**Tasks to carry out:**
1. Decide whether each statement agrees with the text on the film The Devil's Violinist: (a) the film is based on the life of Niccolò Paganini; (b) its running time is 112 minutes; (c) its US premiere was at the Sundance Film Festival. For each, answer yes or no and quote the words of the text that decide it.
2. Extend the text on the film The Devil's Violinist, picking up after its last sentence.

**Exercise text:**
* * * * *

- Theatrical poster
- Directed by: Bernard Rose
- Written by: Bernard Rose
- Produced by: Dominic Berger Craig Blake-Jones
- Starring: David Garrett; Jared Harris; Joely Richardson; Christian McKay; Veronica Ferres; Helmut Berger; Olivia d'Abo; Andrea Deck;
- Music by: David Garrett Franck van der Heijden
- Production companies: UFA; ARTE; Bayerischer Rundfunk; Film House Germany; Sky Deutschland; Summer Storm Entertainment;
- Distributed by: Universum Film Buena Vista International
- Release date: 31 October 2013;
- Running time: 122 minutes
- Countries: Germany Italy
- Languages: English German

= The Devil's Violinist =

2013 film by Bernard Rose

The Devil's Violinist is a 2013 film written and directed by Bernard Rose. It is based on the life story of the 19th-century Italian violinist and composer Niccolò Paganini. The film had its US premiere on 10 March 2014 at the Miami International Film Festival.

* * * * *

**The data:**
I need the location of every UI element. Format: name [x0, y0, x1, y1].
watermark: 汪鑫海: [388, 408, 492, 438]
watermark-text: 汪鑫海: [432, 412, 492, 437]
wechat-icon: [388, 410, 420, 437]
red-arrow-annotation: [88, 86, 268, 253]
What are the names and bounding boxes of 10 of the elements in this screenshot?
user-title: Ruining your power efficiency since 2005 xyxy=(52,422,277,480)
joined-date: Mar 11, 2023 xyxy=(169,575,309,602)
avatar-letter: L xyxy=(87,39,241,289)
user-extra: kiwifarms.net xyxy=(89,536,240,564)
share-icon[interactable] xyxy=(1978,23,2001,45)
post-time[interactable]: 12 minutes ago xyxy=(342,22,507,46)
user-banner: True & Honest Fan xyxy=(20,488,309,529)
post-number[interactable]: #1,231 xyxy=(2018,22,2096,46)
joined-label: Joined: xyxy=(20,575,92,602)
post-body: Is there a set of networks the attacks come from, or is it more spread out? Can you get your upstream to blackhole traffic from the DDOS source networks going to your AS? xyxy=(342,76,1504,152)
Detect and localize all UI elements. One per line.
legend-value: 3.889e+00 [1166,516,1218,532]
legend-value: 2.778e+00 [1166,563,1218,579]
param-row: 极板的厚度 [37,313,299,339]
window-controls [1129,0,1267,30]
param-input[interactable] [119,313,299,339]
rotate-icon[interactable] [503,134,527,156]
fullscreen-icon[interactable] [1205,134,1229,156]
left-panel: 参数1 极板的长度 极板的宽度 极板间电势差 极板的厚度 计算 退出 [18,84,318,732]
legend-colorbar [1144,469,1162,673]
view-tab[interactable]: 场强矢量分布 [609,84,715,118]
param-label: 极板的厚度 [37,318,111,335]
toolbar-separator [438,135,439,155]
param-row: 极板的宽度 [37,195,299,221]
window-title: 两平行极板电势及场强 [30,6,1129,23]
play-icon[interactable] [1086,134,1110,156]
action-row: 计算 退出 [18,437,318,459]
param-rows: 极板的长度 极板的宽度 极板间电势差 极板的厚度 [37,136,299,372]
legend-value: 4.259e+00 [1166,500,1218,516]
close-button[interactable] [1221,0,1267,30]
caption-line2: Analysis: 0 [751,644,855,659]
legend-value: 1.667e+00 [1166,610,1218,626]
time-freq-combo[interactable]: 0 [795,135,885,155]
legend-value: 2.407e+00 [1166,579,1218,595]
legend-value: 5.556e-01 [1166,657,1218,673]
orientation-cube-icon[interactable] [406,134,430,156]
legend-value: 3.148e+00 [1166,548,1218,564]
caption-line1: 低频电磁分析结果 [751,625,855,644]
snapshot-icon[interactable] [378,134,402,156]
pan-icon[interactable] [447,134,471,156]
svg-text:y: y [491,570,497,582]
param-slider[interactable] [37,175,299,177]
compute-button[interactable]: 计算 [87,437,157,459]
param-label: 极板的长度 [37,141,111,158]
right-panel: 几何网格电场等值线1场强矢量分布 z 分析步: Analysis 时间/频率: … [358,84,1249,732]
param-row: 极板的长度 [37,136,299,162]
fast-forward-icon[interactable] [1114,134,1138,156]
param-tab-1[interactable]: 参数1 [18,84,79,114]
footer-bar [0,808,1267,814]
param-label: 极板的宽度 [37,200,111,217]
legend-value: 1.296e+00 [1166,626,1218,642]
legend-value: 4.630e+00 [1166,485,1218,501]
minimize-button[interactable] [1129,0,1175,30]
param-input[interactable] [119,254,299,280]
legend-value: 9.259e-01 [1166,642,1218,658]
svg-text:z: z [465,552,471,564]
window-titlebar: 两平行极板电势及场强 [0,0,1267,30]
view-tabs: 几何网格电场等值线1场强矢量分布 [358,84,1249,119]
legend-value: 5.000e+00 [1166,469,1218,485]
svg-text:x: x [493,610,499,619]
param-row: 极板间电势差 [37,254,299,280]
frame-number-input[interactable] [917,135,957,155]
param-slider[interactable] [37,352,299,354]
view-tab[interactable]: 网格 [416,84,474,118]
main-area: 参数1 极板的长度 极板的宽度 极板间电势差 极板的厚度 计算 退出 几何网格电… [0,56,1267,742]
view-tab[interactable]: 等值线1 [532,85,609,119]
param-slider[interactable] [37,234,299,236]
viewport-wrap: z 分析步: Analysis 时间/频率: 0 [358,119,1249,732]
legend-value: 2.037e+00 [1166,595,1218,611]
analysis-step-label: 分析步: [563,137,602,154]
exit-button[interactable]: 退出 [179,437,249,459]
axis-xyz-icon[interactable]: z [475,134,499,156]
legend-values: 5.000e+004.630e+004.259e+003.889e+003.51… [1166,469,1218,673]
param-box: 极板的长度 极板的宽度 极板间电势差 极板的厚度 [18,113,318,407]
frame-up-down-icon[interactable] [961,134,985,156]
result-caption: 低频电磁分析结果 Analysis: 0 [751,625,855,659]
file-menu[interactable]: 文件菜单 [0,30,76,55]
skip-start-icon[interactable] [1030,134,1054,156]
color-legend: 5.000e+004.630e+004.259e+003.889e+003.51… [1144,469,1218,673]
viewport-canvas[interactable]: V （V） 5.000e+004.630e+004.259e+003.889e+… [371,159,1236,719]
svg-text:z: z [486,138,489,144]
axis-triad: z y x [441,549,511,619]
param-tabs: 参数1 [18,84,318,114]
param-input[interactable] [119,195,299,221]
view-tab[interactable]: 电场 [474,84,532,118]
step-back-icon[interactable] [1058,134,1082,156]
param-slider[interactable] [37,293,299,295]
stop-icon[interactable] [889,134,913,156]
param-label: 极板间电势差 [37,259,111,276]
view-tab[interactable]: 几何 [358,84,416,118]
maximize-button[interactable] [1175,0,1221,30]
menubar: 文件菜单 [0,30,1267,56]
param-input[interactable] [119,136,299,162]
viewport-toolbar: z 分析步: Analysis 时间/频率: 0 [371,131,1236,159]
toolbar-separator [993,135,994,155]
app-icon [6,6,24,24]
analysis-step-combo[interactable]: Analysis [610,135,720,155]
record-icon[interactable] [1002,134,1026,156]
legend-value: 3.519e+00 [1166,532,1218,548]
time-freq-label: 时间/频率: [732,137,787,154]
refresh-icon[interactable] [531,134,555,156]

* * * * *

**Per-task answers:**
1.
(a) Yes: "It is based on the life story of the 19th-century Italian violinist and composer Niccolò Paganini."
(b) No: "Running time: 122 minutes"
(c) No: "The film had its US premiere on 10 March 2014 at the Miami International Film Festival."

2.
== Plot ==

When he is approached by a supporter wishing to finance his musical career, Niccolo Paganini becomes attracted to the life which Urbani the promoter has come to offer him. He signs a contract to oblige him to perform as scheduled by Urbani which appears to temporarily ease his financial discomfort. Still, Paganini cannot control his lust for gambling and begins to challenge even Urbani's ability to finance him. At one gambling house, he empties his pockets from his losses and then even wagers his violin for the table stakes in a card game. The proprietor offers him the option of simply playing something on the violin for the patrons of the club in order to cover the stakes of the bet, but Paganini refuses and says "I am nobody's servant". The bet stands and Paganini ends up losing his violin.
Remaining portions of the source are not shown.